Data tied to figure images
------------------------------------------------------------
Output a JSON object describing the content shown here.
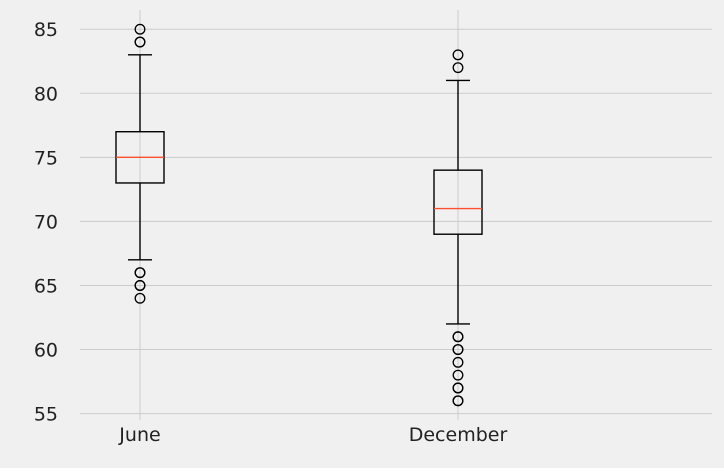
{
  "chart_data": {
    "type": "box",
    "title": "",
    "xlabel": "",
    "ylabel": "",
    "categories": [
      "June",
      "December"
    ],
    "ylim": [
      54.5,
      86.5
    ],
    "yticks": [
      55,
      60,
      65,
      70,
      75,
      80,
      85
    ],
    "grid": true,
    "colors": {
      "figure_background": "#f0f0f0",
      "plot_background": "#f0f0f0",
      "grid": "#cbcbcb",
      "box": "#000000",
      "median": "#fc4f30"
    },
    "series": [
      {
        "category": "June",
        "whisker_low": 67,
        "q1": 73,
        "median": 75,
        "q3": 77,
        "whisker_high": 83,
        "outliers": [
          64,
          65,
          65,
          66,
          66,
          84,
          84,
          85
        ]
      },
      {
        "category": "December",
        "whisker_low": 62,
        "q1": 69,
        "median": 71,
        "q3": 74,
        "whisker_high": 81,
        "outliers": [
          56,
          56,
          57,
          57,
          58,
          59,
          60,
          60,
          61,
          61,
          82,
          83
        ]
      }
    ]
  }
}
------------------------------------------------------------
■ Stated problem ■
All of the entries above should be duplicated exactly, except for the pictures.

■ Worked answer ■
Output a JSON object describing the content shown here.
{
  "chart_data": {
    "type": "box",
    "title": "",
    "xlabel": "",
    "ylabel": "",
    "categories": [
      "June",
      "December"
    ],
    "ylim": [
      54.5,
      86.5
    ],
    "yticks": [
      55,
      60,
      65,
      70,
      75,
      80,
      85
    ],
    "grid": true,
    "colors": {
      "figure_background": "#f0f0f0",
      "plot_background": "#f0f0f0",
      "grid": "#cbcbcb",
      "box": "#000000",
      "median": "#fc4f30"
    },
    "series": [
      {
        "category": "June",
        "whisker_low": 67,
        "q1": 73,
        "median": 75,
        "q3": 77,
        "whisker_high": 83,
        "outliers": [
          64,
          65,
          65,
          66,
          66,
          84,
          84,
          85
        ]
      },
      {
        "category": "December",
        "whisker_low": 62,
        "q1": 69,
        "median": 71,
        "q3": 74,
        "whisker_high": 81,
        "outliers": [
          56,
          56,
          57,
          57,
          58,
          59,
          60,
          60,
          61,
          61,
          82,
          83
        ]
      }
    ]
  }
}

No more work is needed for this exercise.